[Task requirements]
Without skipping anything, write out each record below exactly.

[Records from a dataset]
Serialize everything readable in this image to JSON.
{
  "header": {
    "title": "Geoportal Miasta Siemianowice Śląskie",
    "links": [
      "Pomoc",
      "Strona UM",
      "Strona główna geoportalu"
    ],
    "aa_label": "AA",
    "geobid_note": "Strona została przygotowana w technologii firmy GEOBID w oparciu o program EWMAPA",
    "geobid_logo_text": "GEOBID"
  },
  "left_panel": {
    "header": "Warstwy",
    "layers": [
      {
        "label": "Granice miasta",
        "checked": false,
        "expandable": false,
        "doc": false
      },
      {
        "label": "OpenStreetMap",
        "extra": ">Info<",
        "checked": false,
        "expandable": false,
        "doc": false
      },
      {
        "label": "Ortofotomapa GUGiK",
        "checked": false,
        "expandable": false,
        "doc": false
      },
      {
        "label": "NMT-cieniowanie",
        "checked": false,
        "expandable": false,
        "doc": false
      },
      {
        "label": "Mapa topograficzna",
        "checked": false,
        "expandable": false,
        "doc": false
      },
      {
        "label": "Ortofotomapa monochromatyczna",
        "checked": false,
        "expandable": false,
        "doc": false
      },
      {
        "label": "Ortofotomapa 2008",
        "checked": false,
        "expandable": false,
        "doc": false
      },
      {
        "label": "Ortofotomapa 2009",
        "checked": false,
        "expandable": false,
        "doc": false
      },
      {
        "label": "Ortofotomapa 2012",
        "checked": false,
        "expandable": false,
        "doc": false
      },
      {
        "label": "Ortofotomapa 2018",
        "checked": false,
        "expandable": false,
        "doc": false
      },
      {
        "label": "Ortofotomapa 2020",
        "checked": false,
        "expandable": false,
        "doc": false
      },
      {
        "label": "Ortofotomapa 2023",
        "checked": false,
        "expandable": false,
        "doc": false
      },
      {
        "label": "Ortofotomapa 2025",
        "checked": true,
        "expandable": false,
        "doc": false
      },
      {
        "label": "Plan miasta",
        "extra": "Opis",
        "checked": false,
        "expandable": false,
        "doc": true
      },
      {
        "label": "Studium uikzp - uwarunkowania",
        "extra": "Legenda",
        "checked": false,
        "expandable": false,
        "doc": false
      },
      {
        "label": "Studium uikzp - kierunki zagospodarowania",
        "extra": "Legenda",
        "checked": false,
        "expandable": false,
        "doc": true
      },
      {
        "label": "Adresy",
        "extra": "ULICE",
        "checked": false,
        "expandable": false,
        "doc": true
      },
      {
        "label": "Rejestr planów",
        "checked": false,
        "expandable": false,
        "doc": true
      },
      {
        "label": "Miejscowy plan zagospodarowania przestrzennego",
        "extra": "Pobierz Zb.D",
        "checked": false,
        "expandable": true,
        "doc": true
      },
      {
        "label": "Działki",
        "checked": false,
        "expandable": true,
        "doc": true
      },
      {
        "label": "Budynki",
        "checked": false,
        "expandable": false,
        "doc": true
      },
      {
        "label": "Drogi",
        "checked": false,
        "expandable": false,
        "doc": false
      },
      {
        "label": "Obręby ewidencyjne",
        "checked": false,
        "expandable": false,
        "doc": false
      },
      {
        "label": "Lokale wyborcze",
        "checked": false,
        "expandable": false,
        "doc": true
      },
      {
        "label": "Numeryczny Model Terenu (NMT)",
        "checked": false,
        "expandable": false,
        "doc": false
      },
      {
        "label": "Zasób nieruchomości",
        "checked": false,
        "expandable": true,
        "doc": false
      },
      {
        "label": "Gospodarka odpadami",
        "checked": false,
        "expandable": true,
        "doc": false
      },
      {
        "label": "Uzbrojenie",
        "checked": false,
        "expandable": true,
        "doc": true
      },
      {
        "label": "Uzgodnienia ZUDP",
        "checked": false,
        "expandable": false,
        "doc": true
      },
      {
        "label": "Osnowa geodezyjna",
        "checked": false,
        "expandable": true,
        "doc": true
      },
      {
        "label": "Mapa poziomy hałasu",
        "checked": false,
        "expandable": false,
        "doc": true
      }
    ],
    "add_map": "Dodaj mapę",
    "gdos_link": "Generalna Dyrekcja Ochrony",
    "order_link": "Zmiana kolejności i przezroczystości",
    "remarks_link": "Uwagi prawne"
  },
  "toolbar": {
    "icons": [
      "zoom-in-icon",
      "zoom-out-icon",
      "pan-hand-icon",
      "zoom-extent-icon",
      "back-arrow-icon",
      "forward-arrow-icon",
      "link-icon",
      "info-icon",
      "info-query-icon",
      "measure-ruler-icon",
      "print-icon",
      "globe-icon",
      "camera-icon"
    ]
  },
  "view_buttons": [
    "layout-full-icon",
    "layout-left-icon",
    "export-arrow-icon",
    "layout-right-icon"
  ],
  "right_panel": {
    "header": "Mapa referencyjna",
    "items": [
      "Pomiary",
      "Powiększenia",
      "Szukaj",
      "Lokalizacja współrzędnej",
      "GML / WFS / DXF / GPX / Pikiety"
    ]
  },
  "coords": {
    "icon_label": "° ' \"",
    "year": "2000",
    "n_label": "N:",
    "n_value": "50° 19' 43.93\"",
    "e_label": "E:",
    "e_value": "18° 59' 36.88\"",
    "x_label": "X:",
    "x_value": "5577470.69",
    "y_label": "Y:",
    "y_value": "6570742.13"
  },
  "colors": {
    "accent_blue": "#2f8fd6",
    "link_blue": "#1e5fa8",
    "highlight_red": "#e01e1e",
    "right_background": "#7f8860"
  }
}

[Answer for the task]
Serialize everything readable in this image to JSON.
{
  "header": {
    "title": "Geoportal Miasta Siemianowice Śląskie",
    "links": [
      "Pomoc",
      "Strona UM",
      "Strona główna geoportalu"
    ],
    "aa_label": "AA",
    "geobid_note": "Strona została przygotowana w technologii firmy GEOBID w oparciu o program EWMAPA",
    "geobid_logo_text": "GEOBID"
  },
  "left_panel": {
    "header": "Warstwy",
    "layers": [
      {
        "label": "Granice miasta",
        "checked": false,
        "expandable": false,
        "doc": false
      },
      {
        "label": "OpenStreetMap",
        "extra": ">Info<",
        "checked": false,
        "expandable": false,
        "doc": false
      },
      {
        "label": "Ortofotomapa GUGiK",
        "checked": false,
        "expandable": false,
        "doc": false
      },
      {
        "label": "NMT-cieniowanie",
        "checked": false,
        "expandable": false,
        "doc": false
      },
      {
        "label": "Mapa topograficzna",
        "checked": false,
        "expandable": false,
        "doc": false
      },
      {
        "label": "Ortofotomapa monochromatyczna",
        "checked": false,
        "expandable": false,
        "doc": false
      },
      {
        "label": "Ortofotomapa 2008",
        "checked": false,
        "expandable": false,
        "doc": false
      },
      {
        "label": "Ortofotomapa 2009",
        "checked": false,
        "expandable": false,
        "doc": false
      },
      {
        "label": "Ortofotomapa 2012",
        "checked": false,
        "expandable": false,
        "doc": false
      },
      {
        "label": "Ortofotomapa 2018",
        "checked": false,
        "expandable": false,
        "doc": false
      },
      {
        "label": "Ortofotomapa 2020",
        "checked": false,
        "expandable": false,
        "doc": false
      },
      {
        "label": "Ortofotomapa 2023",
        "checked": false,
        "expandable": false,
        "doc": false
      },
      {
        "label": "Ortofotomapa 2025",
        "checked": true,
        "expandable": false,
        "doc": false
      },
      {
        "label": "Plan miasta",
        "extra": "Opis",
        "checked": false,
        "expandable": false,
        "doc": true
      },
      {
        "label": "Studium uikzp - uwarunkowania",
        "extra": "Legenda",
        "checked": false,
        "expandable": false,
        "doc": false
      },
      {
        "label": "Studium uikzp - kierunki zagospodarowania",
        "extra": "Legenda",
        "checked": false,
        "expandable": false,
        "doc": true
      },
      {
        "label": "Adresy",
        "extra": "ULICE",
        "checked": false,
        "expandable": false,
        "doc": true
      },
      {
        "label": "Rejestr planów",
        "checked": false,
        "expandable": false,
        "doc": true
      },
      {
        "label": "Miejscowy plan zagospodarowania przestrzennego",
        "extra": "Pobierz Zb.D",
        "checked": false,
        "expandable": true,
        "doc": true
      },
      {
        "label": "Działki",
        "checked": false,
        "expandable": true,
        "doc": true
      },
      {
        "label": "Budynki",
        "checked": false,
        "expandable": false,
        "doc": true
      },
      {
        "label": "Drogi",
        "checked": false,
        "expandable": false,
        "doc": false
      },
      {
        "label": "Obręby ewidencyjne",
        "checked": false,
        "expandable": false,
        "doc": false
      },
      {
        "label": "Lokale wyborcze",
        "checked": false,
        "expandable": false,
        "doc": true
      },
      {
        "label": "Numeryczny Model Terenu (NMT)",
        "checked": false,
        "expandable": false,
        "doc": false
      },
      {
        "label": "Zasób nieruchomości",
        "checked": false,
        "expandable": true,
        "doc": false
      },
      {
        "label": "Gospodarka odpadami",
        "checked": false,
        "expandable": true,
        "doc": false
      },
      {
        "label": "Uzbrojenie",
        "checked": false,
        "expandable": true,
        "doc": true
      },
      {
        "label": "Uzgodnienia ZUDP",
        "checked": false,
        "expandable": false,
        "doc": true
      },
      {
        "label": "Osnowa geodezyjna",
        "checked": false,
        "expandable": true,
        "doc": true
      },
      {
        "label": "Mapa poziomy hałasu",
        "checked": false,
        "expandable": false,
        "doc": true
      }
    ],
    "add_map": "Dodaj mapę",
    "gdos_link": "Generalna Dyrekcja Ochrony",
    "order_link": "Zmiana kolejności i przezroczystości",
    "remarks_link": "Uwagi prawne"
  },
  "toolbar": {
    "icons": [
      "zoom-in-icon",
      "zoom-out-icon",
      "pan-hand-icon",
      "zoom-extent-icon",
      "back-arrow-icon",
      "forward-arrow-icon",
      "link-icon",
      "info-icon",
      "info-query-icon",
      "measure-ruler-icon",
      "print-icon",
      "globe-icon",
      "camera-icon"
    ]
  },
  "view_buttons": [
    "layout-full-icon",
    "layout-left-icon",
    "export-arrow-icon",
    "layout-right-icon"
  ],
  "right_panel": {
    "header": "Mapa referencyjna",
    "items": [
      "Pomiary",
      "Powiększenia",
      "Szukaj",
      "Lokalizacja współrzędnej",
      "GML / WFS / DXF / GPX / Pikiety"
    ]
  },
  "coords": {
    "icon_label": "° ' \"",
    "year": "2000",
    "n_label": "N:",
    "n_value": "50° 19' 43.93\"",
    "e_label": "E:",
    "e_value": "18° 59' 36.88\"",
    "x_label": "X:",
    "x_value": "5577470.69",
    "y_label": "Y:",
    "y_value": "6570742.13"
  },
  "colors": {
    "accent_blue": "#2f8fd6",
    "link_blue": "#1e5fa8",
    "highlight_red": "#e01e1e",
    "right_background": "#7f8860"
  }
}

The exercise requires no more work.